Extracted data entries

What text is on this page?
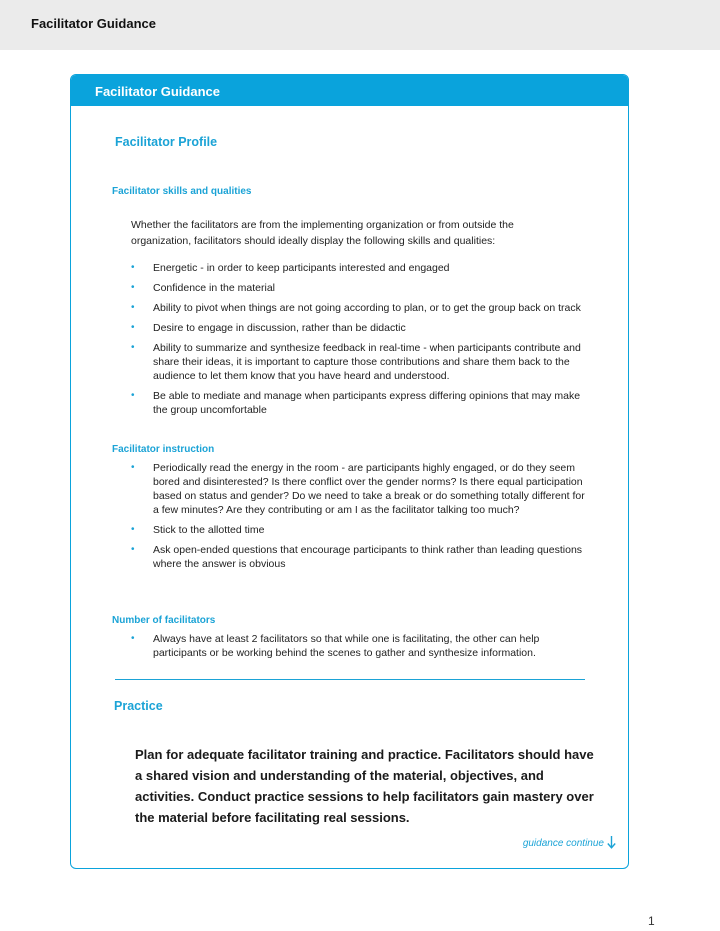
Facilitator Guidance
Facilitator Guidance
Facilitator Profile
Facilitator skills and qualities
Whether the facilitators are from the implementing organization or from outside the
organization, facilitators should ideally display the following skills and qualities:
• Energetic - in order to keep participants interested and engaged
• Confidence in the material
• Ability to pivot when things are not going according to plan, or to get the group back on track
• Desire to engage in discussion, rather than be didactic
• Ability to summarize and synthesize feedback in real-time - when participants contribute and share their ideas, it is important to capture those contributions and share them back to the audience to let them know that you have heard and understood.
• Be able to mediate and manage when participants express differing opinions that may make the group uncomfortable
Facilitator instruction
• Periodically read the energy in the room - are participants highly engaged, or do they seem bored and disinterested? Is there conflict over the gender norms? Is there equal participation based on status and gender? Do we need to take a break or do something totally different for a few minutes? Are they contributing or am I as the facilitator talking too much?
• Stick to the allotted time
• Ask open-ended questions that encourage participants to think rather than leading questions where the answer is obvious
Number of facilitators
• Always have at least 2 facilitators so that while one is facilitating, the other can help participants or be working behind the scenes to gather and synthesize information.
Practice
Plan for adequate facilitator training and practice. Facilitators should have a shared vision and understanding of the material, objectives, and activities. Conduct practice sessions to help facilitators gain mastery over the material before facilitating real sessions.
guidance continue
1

*Work to complete*
Transcribe the records above exactly as they appear, leaving out any pictures.

*The response*
What text is on this page?
Facilitator Guidance
Facilitator Guidance
Facilitator Profile
Facilitator skills and qualities
Whether the facilitators are from the implementing organization or from outside the
organization, facilitators should ideally display the following skills and qualities:
• Energetic - in order to keep participants interested and engaged
• Confidence in the material
• Ability to pivot when things are not going according to plan, or to get the group back on track
• Desire to engage in discussion, rather than be didactic
• Ability to summarize and synthesize feedback in real-time - when participants contribute and share their ideas, it is important to capture those contributions and share them back to the audience to let them know that you have heard and understood.
• Be able to mediate and manage when participants express differing opinions that may make the group uncomfortable
Facilitator instruction
• Periodically read the energy in the room - are participants highly engaged, or do they seem bored and disinterested? Is there conflict over the gender norms? Is there equal participation based on status and gender? Do we need to take a break or do something totally different for a few minutes? Are they contributing or am I as the facilitator talking too much?
• Stick to the allotted time
• Ask open-ended questions that encourage participants to think rather than leading questions where the answer is obvious
Number of facilitators
• Always have at least 2 facilitators so that while one is facilitating, the other can help participants or be working behind the scenes to gather and synthesize information.
Practice
Plan for adequate facilitator training and practice. Facilitators should have a shared vision and understanding of the material, objectives, and activities. Conduct practice sessions to help facilitators gain mastery over the material before facilitating real sessions.
guidance continue
1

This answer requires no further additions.